● Entries
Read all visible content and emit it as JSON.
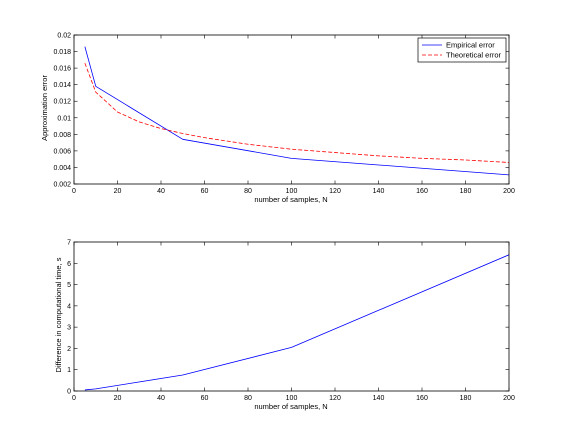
{
  "colors": {
    "empirical": "#0000ff",
    "theoretical": "#ff0000",
    "axes": "#000000",
    "background": "#ffffff"
  },
  "chart_data": [
    {
      "type": "line",
      "xlabel": "number of samples, N",
      "ylabel": "Approximation error",
      "xlim": [
        0,
        200
      ],
      "ylim": [
        0.002,
        0.02
      ],
      "xticks": [
        0,
        20,
        40,
        60,
        80,
        100,
        120,
        140,
        160,
        180,
        200
      ],
      "xtick_labels": [
        "0",
        "20",
        "40",
        "60",
        "80",
        "100",
        "120",
        "140",
        "160",
        "180",
        "200"
      ],
      "yticks": [
        0.002,
        0.004,
        0.006,
        0.008,
        0.01,
        0.012,
        0.014,
        0.016,
        0.018,
        0.02
      ],
      "ytick_labels": [
        "0.002",
        "0.004",
        "0.006",
        "0.008",
        "0.01",
        "0.012",
        "0.014",
        "0.016",
        "0.018",
        "0.02"
      ],
      "grid": false,
      "legend": "top-right",
      "series": [
        {
          "name": "Empirical error",
          "style": "solid",
          "color": "#0000ff",
          "x": [
            5,
            10,
            50,
            100,
            200
          ],
          "y": [
            0.0186,
            0.0138,
            0.0074,
            0.0051,
            0.0031
          ]
        },
        {
          "name": "Theoretical error",
          "style": "dashed",
          "color": "#ff0000",
          "x": [
            5,
            10,
            20,
            30,
            40,
            50,
            60,
            80,
            100,
            120,
            140,
            160,
            180,
            200
          ],
          "y": [
            0.0166,
            0.0131,
            0.0107,
            0.0095,
            0.0087,
            0.0081,
            0.0076,
            0.0068,
            0.0062,
            0.0058,
            0.0054,
            0.0051,
            0.0049,
            0.0046
          ]
        }
      ]
    },
    {
      "type": "line",
      "xlabel": "number of samples, N",
      "ylabel": "Difference in computational time, s",
      "xlim": [
        0,
        200
      ],
      "ylim": [
        0,
        7
      ],
      "xticks": [
        0,
        20,
        40,
        60,
        80,
        100,
        120,
        140,
        160,
        180,
        200
      ],
      "xtick_labels": [
        "0",
        "20",
        "40",
        "60",
        "80",
        "100",
        "120",
        "140",
        "160",
        "180",
        "200"
      ],
      "yticks": [
        0,
        1,
        2,
        3,
        4,
        5,
        6,
        7
      ],
      "ytick_labels": [
        "0",
        "1",
        "2",
        "3",
        "4",
        "5",
        "6",
        "7"
      ],
      "grid": false,
      "series": [
        {
          "style": "solid",
          "color": "#0000ff",
          "x": [
            5,
            10,
            50,
            100,
            200
          ],
          "y": [
            0.05,
            0.1,
            0.75,
            2.05,
            6.4
          ]
        }
      ]
    }
  ]
}
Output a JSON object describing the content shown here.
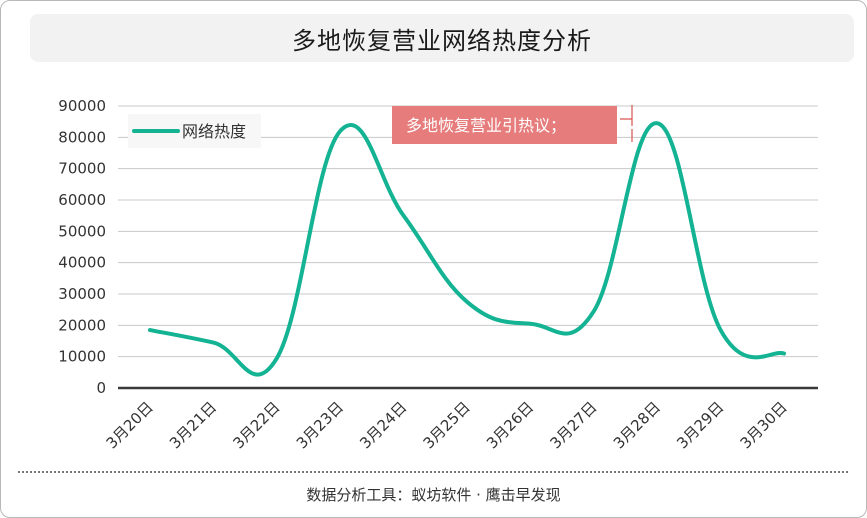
{
  "header": {
    "title": "多地恢复营业网络热度分析"
  },
  "footer": {
    "text": "数据分析工具：蚁坊软件 · 鹰击早发现"
  },
  "annotation": {
    "text": "多地恢复营业引热议；"
  },
  "colors": {
    "line": "#13b393",
    "annotation_bg": "#e67c7c",
    "annotation_bracket": "#d9534f"
  },
  "chart_data": {
    "type": "line",
    "title": "多地恢复营业网络热度分析",
    "xlabel": "",
    "ylabel": "",
    "categories": [
      "3月20日",
      "3月21日",
      "3月22日",
      "3月23日",
      "3月24日",
      "3月25日",
      "3月26日",
      "3月27日",
      "3月28日",
      "3月29日",
      "3月30日"
    ],
    "series": [
      {
        "name": "网络热度",
        "values": [
          18500,
          14500,
          9500,
          82000,
          55000,
          27500,
          20500,
          24500,
          84500,
          18500,
          11000
        ]
      }
    ],
    "ylim": [
      0,
      90000
    ],
    "yticks": [
      0,
      10000,
      20000,
      30000,
      40000,
      50000,
      60000,
      70000,
      80000,
      90000
    ],
    "grid": true,
    "legend": "top-left",
    "annotations": [
      {
        "text": "多地恢复营业引热议；",
        "category": "3月28日"
      }
    ]
  }
}
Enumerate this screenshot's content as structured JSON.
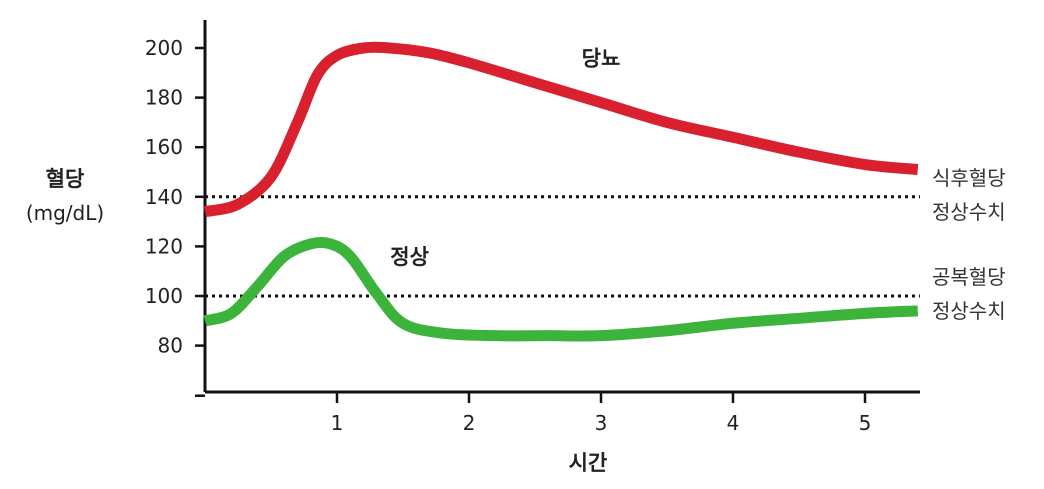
{
  "chart_data": {
    "type": "line",
    "title": "",
    "xlabel": "시간",
    "ylabel": "혈당",
    "ylabel_unit": "(mg/dL)",
    "xlim": [
      0,
      5.5
    ],
    "ylim": [
      60,
      210
    ],
    "x_ticks": [
      1,
      2,
      3,
      4,
      5
    ],
    "y_ticks": [
      80,
      100,
      120,
      140,
      160,
      180,
      200
    ],
    "grid": false,
    "series": [
      {
        "name": "당뇨",
        "color": "#d9202e",
        "x": [
          0,
          0.25,
          0.5,
          0.7,
          0.85,
          1.0,
          1.2,
          1.4,
          1.7,
          2.0,
          2.5,
          3.0,
          3.5,
          4.0,
          4.5,
          5.0,
          5.4
        ],
        "y": [
          134,
          137,
          148,
          170,
          189,
          197,
          200,
          200,
          198,
          194,
          186,
          178,
          170,
          164,
          158,
          153,
          151
        ]
      },
      {
        "name": "정상",
        "color": "#3cb33a",
        "x": [
          0,
          0.2,
          0.4,
          0.6,
          0.8,
          0.95,
          1.1,
          1.3,
          1.5,
          1.8,
          2.2,
          2.6,
          3.0,
          3.5,
          4.0,
          4.5,
          5.0,
          5.4
        ],
        "y": [
          90,
          93,
          104,
          116,
          121,
          121,
          116,
          101,
          89,
          85,
          84,
          84,
          84,
          86,
          89,
          91,
          93,
          94
        ]
      }
    ],
    "reference_lines": [
      {
        "y": 140,
        "label_line1": "식후혈당",
        "label_line2": "정상수치"
      },
      {
        "y": 100,
        "label_line1": "공복혈당",
        "label_line2": "정상수치"
      }
    ],
    "annotations": [
      {
        "text": "당뇨",
        "x": 3.0,
        "y": 193
      },
      {
        "text": "정상",
        "x": 1.55,
        "y": 113
      }
    ]
  }
}
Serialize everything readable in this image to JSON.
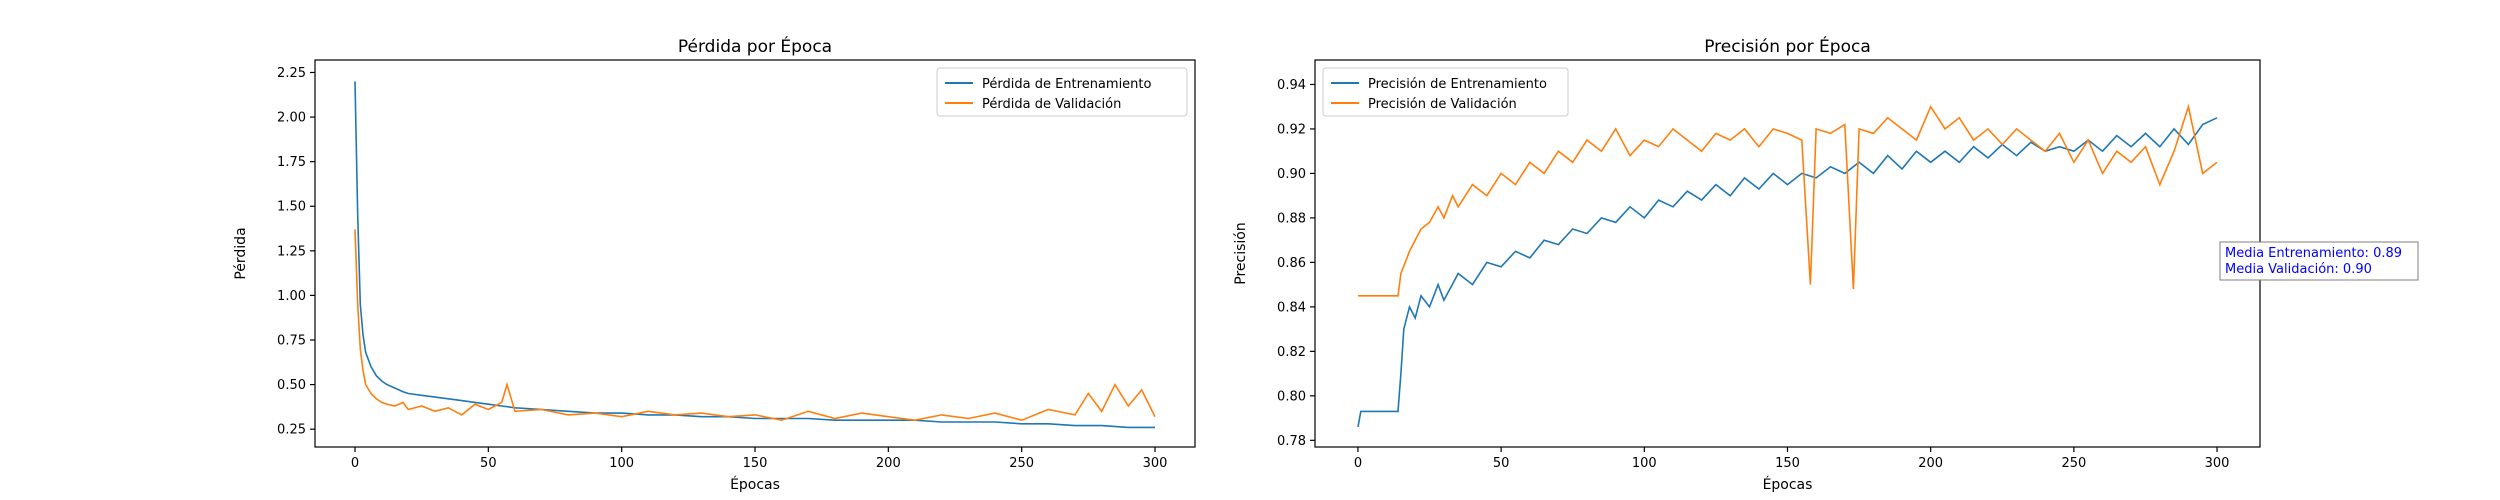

● What the task asks
The records above need to be restated word for word, with the pictures left out.

● Result below
Read all visible content and emit it as JSON.
{
  "colors": {
    "empirical": "#0000ff",
    "theoretical": "#ff0000",
    "axes": "#000000",
    "background": "#ffffff"
  },
  "chart_data": [
    {
      "type": "line",
      "xlabel": "number of samples, N",
      "ylabel": "Approximation error",
      "xlim": [
        0,
        200
      ],
      "ylim": [
        0.002,
        0.02
      ],
      "xticks": [
        0,
        20,
        40,
        60,
        80,
        100,
        120,
        140,
        160,
        180,
        200
      ],
      "xtick_labels": [
        "0",
        "20",
        "40",
        "60",
        "80",
        "100",
        "120",
        "140",
        "160",
        "180",
        "200"
      ],
      "yticks": [
        0.002,
        0.004,
        0.006,
        0.008,
        0.01,
        0.012,
        0.014,
        0.016,
        0.018,
        0.02
      ],
      "ytick_labels": [
        "0.002",
        "0.004",
        "0.006",
        "0.008",
        "0.01",
        "0.012",
        "0.014",
        "0.016",
        "0.018",
        "0.02"
      ],
      "grid": false,
      "legend": "top-right",
      "series": [
        {
          "name": "Empirical error",
          "style": "solid",
          "color": "#0000ff",
          "x": [
            5,
            10,
            50,
            100,
            200
          ],
          "y": [
            0.0186,
            0.0138,
            0.0074,
            0.0051,
            0.0031
          ]
        },
        {
          "name": "Theoretical error",
          "style": "dashed",
          "color": "#ff0000",
          "x": [
            5,
            10,
            20,
            30,
            40,
            50,
            60,
            80,
            100,
            120,
            140,
            160,
            180,
            200
          ],
          "y": [
            0.0166,
            0.0131,
            0.0107,
            0.0095,
            0.0087,
            0.0081,
            0.0076,
            0.0068,
            0.0062,
            0.0058,
            0.0054,
            0.0051,
            0.0049,
            0.0046
          ]
        }
      ]
    },
    {
      "type": "line",
      "xlabel": "number of samples, N",
      "ylabel": "Difference in computational time, s",
      "xlim": [
        0,
        200
      ],
      "ylim": [
        0,
        7
      ],
      "xticks": [
        0,
        20,
        40,
        60,
        80,
        100,
        120,
        140,
        160,
        180,
        200
      ],
      "xtick_labels": [
        "0",
        "20",
        "40",
        "60",
        "80",
        "100",
        "120",
        "140",
        "160",
        "180",
        "200"
      ],
      "yticks": [
        0,
        1,
        2,
        3,
        4,
        5,
        6,
        7
      ],
      "ytick_labels": [
        "0",
        "1",
        "2",
        "3",
        "4",
        "5",
        "6",
        "7"
      ],
      "grid": false,
      "series": [
        {
          "style": "solid",
          "color": "#0000ff",
          "x": [
            5,
            10,
            50,
            100,
            200
          ],
          "y": [
            0.05,
            0.1,
            0.75,
            2.05,
            6.4
          ]
        }
      ]
    }
  ]
}
Output a JSON object describing the content shown here.
{
  "header": {
    "title": "多地恢复营业网络热度分析"
  },
  "footer": {
    "text": "数据分析工具：蚁坊软件 · 鹰击早发现"
  },
  "annotation": {
    "text": "多地恢复营业引热议；"
  },
  "colors": {
    "line": "#13b393",
    "annotation_bg": "#e67c7c",
    "annotation_bracket": "#d9534f"
  },
  "chart_data": {
    "type": "line",
    "title": "多地恢复营业网络热度分析",
    "xlabel": "",
    "ylabel": "",
    "categories": [
      "3月20日",
      "3月21日",
      "3月22日",
      "3月23日",
      "3月24日",
      "3月25日",
      "3月26日",
      "3月27日",
      "3月28日",
      "3月29日",
      "3月30日"
    ],
    "series": [
      {
        "name": "网络热度",
        "values": [
          18500,
          14500,
          9500,
          82000,
          55000,
          27500,
          20500,
          24500,
          84500,
          18500,
          11000
        ]
      }
    ],
    "ylim": [
      0,
      90000
    ],
    "yticks": [
      0,
      10000,
      20000,
      30000,
      40000,
      50000,
      60000,
      70000,
      80000,
      90000
    ],
    "grid": true,
    "legend": "top-left",
    "annotations": [
      {
        "text": "多地恢复营业引热议；",
        "category": "3月28日"
      }
    ]
  }
}
Enumerate this screenshot's content as structured JSON.
{
  "chart_data": {
    "type": "line",
    "title": "",
    "xlabel": "시간",
    "ylabel": "혈당",
    "ylabel_unit": "(mg/dL)",
    "xlim": [
      0,
      5.5
    ],
    "ylim": [
      60,
      210
    ],
    "x_ticks": [
      1,
      2,
      3,
      4,
      5
    ],
    "y_ticks": [
      80,
      100,
      120,
      140,
      160,
      180,
      200
    ],
    "grid": false,
    "series": [
      {
        "name": "당뇨",
        "color": "#d9202e",
        "x": [
          0,
          0.25,
          0.5,
          0.7,
          0.85,
          1.0,
          1.2,
          1.4,
          1.7,
          2.0,
          2.5,
          3.0,
          3.5,
          4.0,
          4.5,
          5.0,
          5.4
        ],
        "y": [
          134,
          137,
          148,
          170,
          189,
          197,
          200,
          200,
          198,
          194,
          186,
          178,
          170,
          164,
          158,
          153,
          151
        ]
      },
      {
        "name": "정상",
        "color": "#3cb33a",
        "x": [
          0,
          0.2,
          0.4,
          0.6,
          0.8,
          0.95,
          1.1,
          1.3,
          1.5,
          1.8,
          2.2,
          2.6,
          3.0,
          3.5,
          4.0,
          4.5,
          5.0,
          5.4
        ],
        "y": [
          90,
          93,
          104,
          116,
          121,
          121,
          116,
          101,
          89,
          85,
          84,
          84,
          84,
          86,
          89,
          91,
          93,
          94
        ]
      }
    ],
    "reference_lines": [
      {
        "y": 140,
        "label_line1": "식후혈당",
        "label_line2": "정상수치"
      },
      {
        "y": 100,
        "label_line1": "공복혈당",
        "label_line2": "정상수치"
      }
    ],
    "annotations": [
      {
        "text": "당뇨",
        "x": 3.0,
        "y": 193
      },
      {
        "text": "정상",
        "x": 1.55,
        "y": 113
      }
    ]
  }
}
Serialize everything readable in this image to JSON.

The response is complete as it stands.